• Problem: Set down the full listing exactly as given. Any pictures are to be left out.

(Collected data)
◇ ◇ ◇ ◇ ◇

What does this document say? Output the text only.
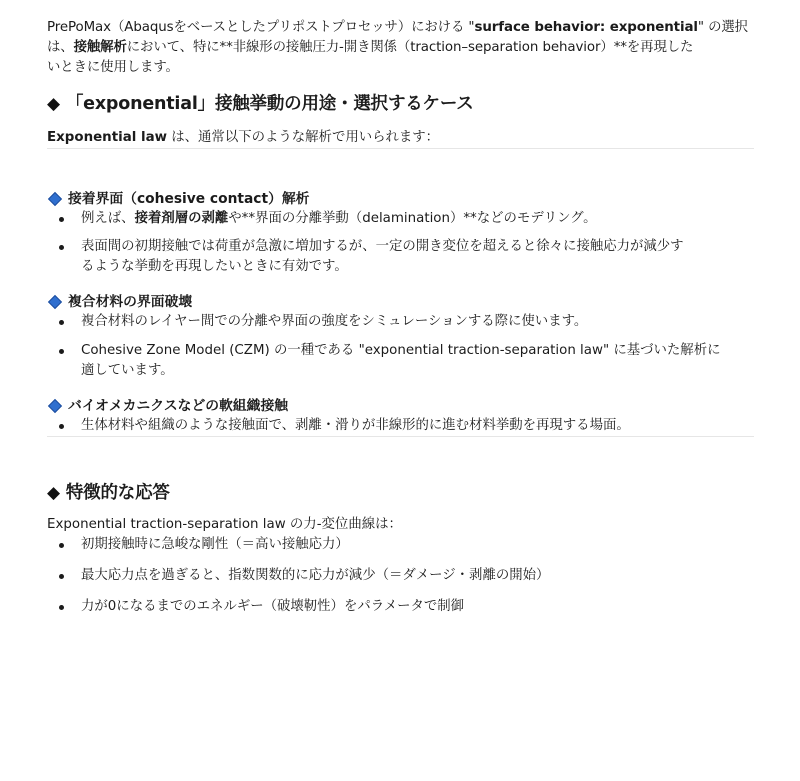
PrePoMax（Abaqusをベースとしたプリポストプロセッサ）における "surface behavior: exponential" の選択
は、接触解析において、特に**非線形の接触圧力-開き関係（traction–separation behavior）**を再現した
いときに使用します。

◆ 「exponential」接触挙動の用途・選択するケース

Exponential law は、通常以下のような解析で用いられます：

接着界面（cohesive contact）解析
例えば、接着剤層の剥離や**界面の分離挙動（delamination）**などのモデリング。
表面間の初期接触では荷重が急激に増加するが、一定の開き変位を超えると徐々に接触応力が減少す
るような挙動を再現したいときに有効です。
複合材料の界面破壊
複合材料のレイヤー間での分離や界面の強度をシミュレーションする際に使います。
Cohesive Zone Model (CZM) の一種である "exponential traction-separation law" に基づいた解析に
適しています。
バイオメカニクスなどの軟組織接触
生体材料や組織のような接触面で、剥離・滑りが非線形的に進む材料挙動を再現する場面。
◆ 特徴的な応答

Exponential traction-separation law の力-変位曲線は：

初期接触時に急峻な剛性（＝高い接触応力）
最大応力点を過ぎると、指数関数的に応力が減少（＝ダメージ・剥離の開始）
力が0になるまでのエネルギー（破壊靭性）をパラメータで制御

◇ ◇ ◇ ◇ ◇

• Completed exercise:
What does this document say? Output the text only.
PrePoMax（Abaqusをベースとしたプリポストプロセッサ）における "surface behavior: exponential" の選択
は、接触解析において、特に**非線形の接触圧力-開き関係（traction–separation behavior）**を再現した
いときに使用します。

◆ 「exponential」接触挙動の用途・選択するケース

Exponential law は、通常以下のような解析で用いられます：

接着界面（cohesive contact）解析
例えば、接着剤層の剥離や**界面の分離挙動（delamination）**などのモデリング。
表面間の初期接触では荷重が急激に増加するが、一定の開き変位を超えると徐々に接触応力が減少す
るような挙動を再現したいときに有効です。
複合材料の界面破壊
複合材料のレイヤー間での分離や界面の強度をシミュレーションする際に使います。
Cohesive Zone Model (CZM) の一種である "exponential traction-separation law" に基づいた解析に
適しています。
バイオメカニクスなどの軟組織接触
生体材料や組織のような接触面で、剥離・滑りが非線形的に進む材料挙動を再現する場面。
◆ 特徴的な応答

Exponential traction-separation law の力-変位曲線は：

初期接触時に急峻な剛性（＝高い接触応力）
最大応力点を過ぎると、指数関数的に応力が減少（＝ダメージ・剥離の開始）
力が0になるまでのエネルギー（破壊靭性）をパラメータで制御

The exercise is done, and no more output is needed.